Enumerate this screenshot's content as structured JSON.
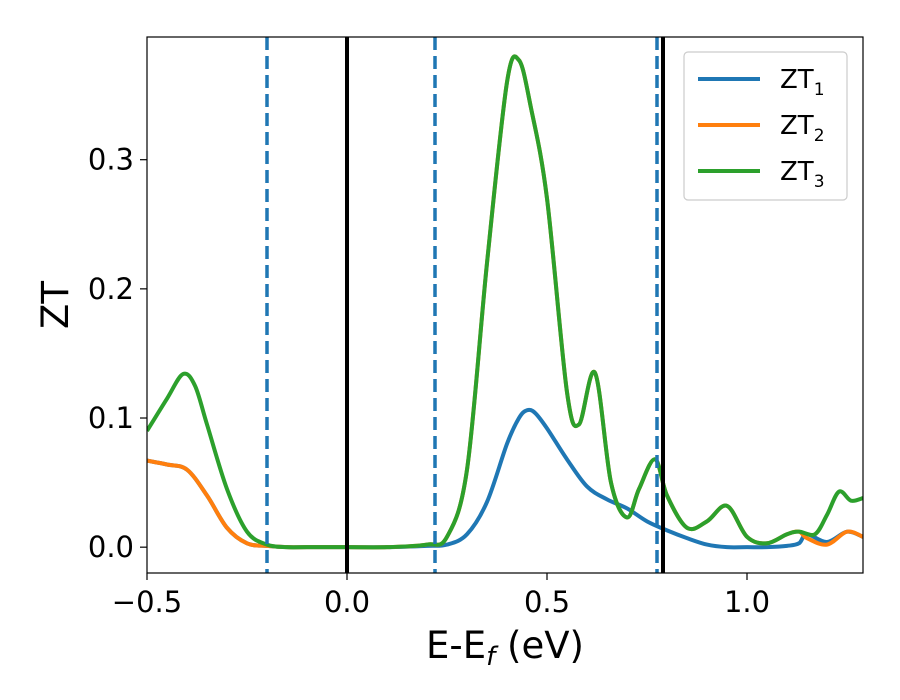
{
  "chart_data": {
    "type": "line",
    "xlabel_main": "E-E",
    "xlabel_sub": "f",
    "xlabel_unit": " (eV)",
    "ylabel": "ZT",
    "xlim": [
      -0.5,
      1.29
    ],
    "ylim": [
      -0.02,
      0.395
    ],
    "x_ticks": [
      {
        "value": -0.5,
        "label": "−0.5"
      },
      {
        "value": 0.0,
        "label": "0.0"
      },
      {
        "value": 0.5,
        "label": "0.5"
      },
      {
        "value": 1.0,
        "label": "1.0"
      }
    ],
    "y_ticks": [
      {
        "value": 0.0,
        "label": "0.0"
      },
      {
        "value": 0.1,
        "label": "0.1"
      },
      {
        "value": 0.2,
        "label": "0.2"
      },
      {
        "value": 0.3,
        "label": "0.3"
      }
    ],
    "vertical_lines": [
      {
        "x": -0.2,
        "style": "dashed",
        "color": "#1f77b4"
      },
      {
        "x": 0.0,
        "style": "solid",
        "color": "#000000"
      },
      {
        "x": 0.22,
        "style": "dashed",
        "color": "#1f77b4"
      },
      {
        "x": 0.775,
        "style": "dashed",
        "color": "#1f77b4"
      },
      {
        "x": 0.79,
        "style": "solid",
        "color": "#000000"
      }
    ],
    "series": [
      {
        "name": "ZT",
        "sub": "1",
        "color": "#1f77b4",
        "x": [
          -0.5,
          -0.45,
          -0.4,
          -0.35,
          -0.3,
          -0.25,
          -0.2,
          -0.15,
          -0.1,
          0.0,
          0.1,
          0.2,
          0.25,
          0.3,
          0.35,
          0.4,
          0.43,
          0.45,
          0.47,
          0.5,
          0.55,
          0.6,
          0.65,
          0.7,
          0.75,
          0.8,
          0.85,
          0.9,
          0.95,
          1.0,
          1.05,
          1.1,
          1.13,
          1.15,
          1.2,
          1.25,
          1.29
        ],
        "values": [
          0.067,
          0.064,
          0.06,
          0.04,
          0.015,
          0.003,
          0.001,
          0.0,
          0.0,
          0.0,
          0.0,
          0.001,
          0.002,
          0.01,
          0.035,
          0.08,
          0.1,
          0.106,
          0.104,
          0.092,
          0.068,
          0.047,
          0.037,
          0.03,
          0.02,
          0.013,
          0.007,
          0.002,
          0.0,
          0.0,
          0.0,
          0.001,
          0.003,
          0.01,
          0.004,
          0.012,
          0.008
        ]
      },
      {
        "name": "ZT",
        "sub": "2",
        "color": "#ff7f0e",
        "x": [
          -0.5,
          -0.45,
          -0.4,
          -0.35,
          -0.3,
          -0.25,
          -0.2,
          -0.15,
          -0.1,
          0.0,
          0.1,
          0.2,
          0.25,
          0.3,
          0.35,
          0.4,
          0.43,
          0.46,
          0.5,
          0.55,
          0.58,
          0.62,
          0.66,
          0.7,
          0.73,
          0.77,
          0.8,
          0.85,
          0.9,
          0.95,
          1.0,
          1.05,
          1.1,
          1.13,
          1.15,
          1.2,
          1.25,
          1.29
        ],
        "values": [
          0.067,
          0.064,
          0.06,
          0.04,
          0.015,
          0.003,
          0.001,
          0.0,
          0.0,
          0.0,
          0.0,
          0.002,
          0.008,
          0.06,
          0.22,
          0.36,
          0.377,
          0.34,
          0.27,
          0.12,
          0.095,
          0.135,
          0.05,
          0.023,
          0.045,
          0.068,
          0.04,
          0.015,
          0.02,
          0.032,
          0.008,
          0.003,
          0.01,
          0.012,
          0.007,
          0.002,
          0.012,
          0.008
        ]
      },
      {
        "name": "ZT",
        "sub": "3",
        "color": "#2ca02c",
        "x": [
          -0.5,
          -0.45,
          -0.41,
          -0.38,
          -0.35,
          -0.3,
          -0.25,
          -0.2,
          -0.15,
          -0.1,
          0.0,
          0.1,
          0.2,
          0.25,
          0.3,
          0.35,
          0.4,
          0.43,
          0.46,
          0.5,
          0.55,
          0.58,
          0.62,
          0.66,
          0.7,
          0.73,
          0.77,
          0.8,
          0.85,
          0.9,
          0.95,
          1.0,
          1.05,
          1.1,
          1.13,
          1.17,
          1.2,
          1.23,
          1.26,
          1.29
        ],
        "values": [
          0.09,
          0.115,
          0.134,
          0.125,
          0.095,
          0.045,
          0.012,
          0.002,
          0.0,
          0.0,
          0.0,
          0.0,
          0.002,
          0.008,
          0.06,
          0.22,
          0.36,
          0.377,
          0.34,
          0.27,
          0.12,
          0.095,
          0.135,
          0.05,
          0.023,
          0.045,
          0.068,
          0.04,
          0.015,
          0.02,
          0.032,
          0.008,
          0.003,
          0.01,
          0.012,
          0.01,
          0.025,
          0.043,
          0.036,
          0.038
        ]
      }
    ],
    "legend_position": "top-right"
  }
}
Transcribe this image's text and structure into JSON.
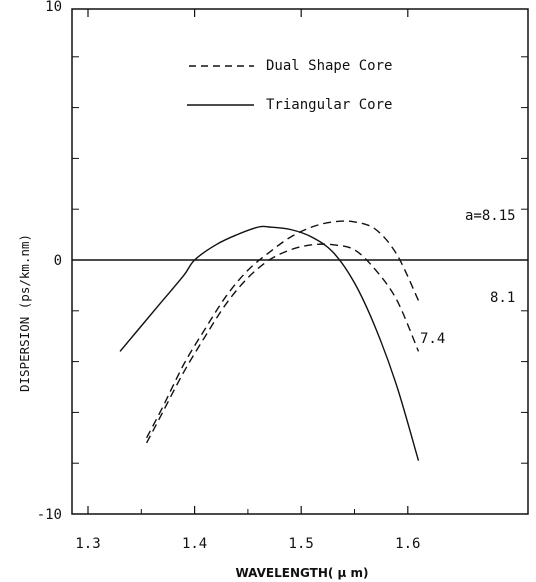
##############################
** SHORT TASK **
Pictures in the records should not appear in your copy, but everything else must be transcribed exactly.

** WORKED SOLUTION **
Enumerate this screenshot's content as structured JSON.
{
  "chart_data": {
    "type": "line",
    "xlabel_main": "E-E",
    "xlabel_sub": "f",
    "xlabel_unit": " (eV)",
    "ylabel": "ZT",
    "xlim": [
      -0.5,
      1.29
    ],
    "ylim": [
      -0.02,
      0.395
    ],
    "x_ticks": [
      {
        "value": -0.5,
        "label": "−0.5"
      },
      {
        "value": 0.0,
        "label": "0.0"
      },
      {
        "value": 0.5,
        "label": "0.5"
      },
      {
        "value": 1.0,
        "label": "1.0"
      }
    ],
    "y_ticks": [
      {
        "value": 0.0,
        "label": "0.0"
      },
      {
        "value": 0.1,
        "label": "0.1"
      },
      {
        "value": 0.2,
        "label": "0.2"
      },
      {
        "value": 0.3,
        "label": "0.3"
      }
    ],
    "vertical_lines": [
      {
        "x": -0.2,
        "style": "dashed",
        "color": "#1f77b4"
      },
      {
        "x": 0.0,
        "style": "solid",
        "color": "#000000"
      },
      {
        "x": 0.22,
        "style": "dashed",
        "color": "#1f77b4"
      },
      {
        "x": 0.775,
        "style": "dashed",
        "color": "#1f77b4"
      },
      {
        "x": 0.79,
        "style": "solid",
        "color": "#000000"
      }
    ],
    "series": [
      {
        "name": "ZT",
        "sub": "1",
        "color": "#1f77b4",
        "x": [
          -0.5,
          -0.45,
          -0.4,
          -0.35,
          -0.3,
          -0.25,
          -0.2,
          -0.15,
          -0.1,
          0.0,
          0.1,
          0.2,
          0.25,
          0.3,
          0.35,
          0.4,
          0.43,
          0.45,
          0.47,
          0.5,
          0.55,
          0.6,
          0.65,
          0.7,
          0.75,
          0.8,
          0.85,
          0.9,
          0.95,
          1.0,
          1.05,
          1.1,
          1.13,
          1.15,
          1.2,
          1.25,
          1.29
        ],
        "values": [
          0.067,
          0.064,
          0.06,
          0.04,
          0.015,
          0.003,
          0.001,
          0.0,
          0.0,
          0.0,
          0.0,
          0.001,
          0.002,
          0.01,
          0.035,
          0.08,
          0.1,
          0.106,
          0.104,
          0.092,
          0.068,
          0.047,
          0.037,
          0.03,
          0.02,
          0.013,
          0.007,
          0.002,
          0.0,
          0.0,
          0.0,
          0.001,
          0.003,
          0.01,
          0.004,
          0.012,
          0.008
        ]
      },
      {
        "name": "ZT",
        "sub": "2",
        "color": "#ff7f0e",
        "x": [
          -0.5,
          -0.45,
          -0.4,
          -0.35,
          -0.3,
          -0.25,
          -0.2,
          -0.15,
          -0.1,
          0.0,
          0.1,
          0.2,
          0.25,
          0.3,
          0.35,
          0.4,
          0.43,
          0.46,
          0.5,
          0.55,
          0.58,
          0.62,
          0.66,
          0.7,
          0.73,
          0.77,
          0.8,
          0.85,
          0.9,
          0.95,
          1.0,
          1.05,
          1.1,
          1.13,
          1.15,
          1.2,
          1.25,
          1.29
        ],
        "values": [
          0.067,
          0.064,
          0.06,
          0.04,
          0.015,
          0.003,
          0.001,
          0.0,
          0.0,
          0.0,
          0.0,
          0.002,
          0.008,
          0.06,
          0.22,
          0.36,
          0.377,
          0.34,
          0.27,
          0.12,
          0.095,
          0.135,
          0.05,
          0.023,
          0.045,
          0.068,
          0.04,
          0.015,
          0.02,
          0.032,
          0.008,
          0.003,
          0.01,
          0.012,
          0.007,
          0.002,
          0.012,
          0.008
        ]
      },
      {
        "name": "ZT",
        "sub": "3",
        "color": "#2ca02c",
        "x": [
          -0.5,
          -0.45,
          -0.41,
          -0.38,
          -0.35,
          -0.3,
          -0.25,
          -0.2,
          -0.15,
          -0.1,
          0.0,
          0.1,
          0.2,
          0.25,
          0.3,
          0.35,
          0.4,
          0.43,
          0.46,
          0.5,
          0.55,
          0.58,
          0.62,
          0.66,
          0.7,
          0.73,
          0.77,
          0.8,
          0.85,
          0.9,
          0.95,
          1.0,
          1.05,
          1.1,
          1.13,
          1.17,
          1.2,
          1.23,
          1.26,
          1.29
        ],
        "values": [
          0.09,
          0.115,
          0.134,
          0.125,
          0.095,
          0.045,
          0.012,
          0.002,
          0.0,
          0.0,
          0.0,
          0.0,
          0.002,
          0.008,
          0.06,
          0.22,
          0.36,
          0.377,
          0.34,
          0.27,
          0.12,
          0.095,
          0.135,
          0.05,
          0.023,
          0.045,
          0.068,
          0.04,
          0.015,
          0.02,
          0.032,
          0.008,
          0.003,
          0.01,
          0.012,
          0.01,
          0.025,
          0.043,
          0.036,
          0.038
        ]
      }
    ],
    "legend_position": "top-right"
  }
}
Transcribe this image's text and structure into JSON.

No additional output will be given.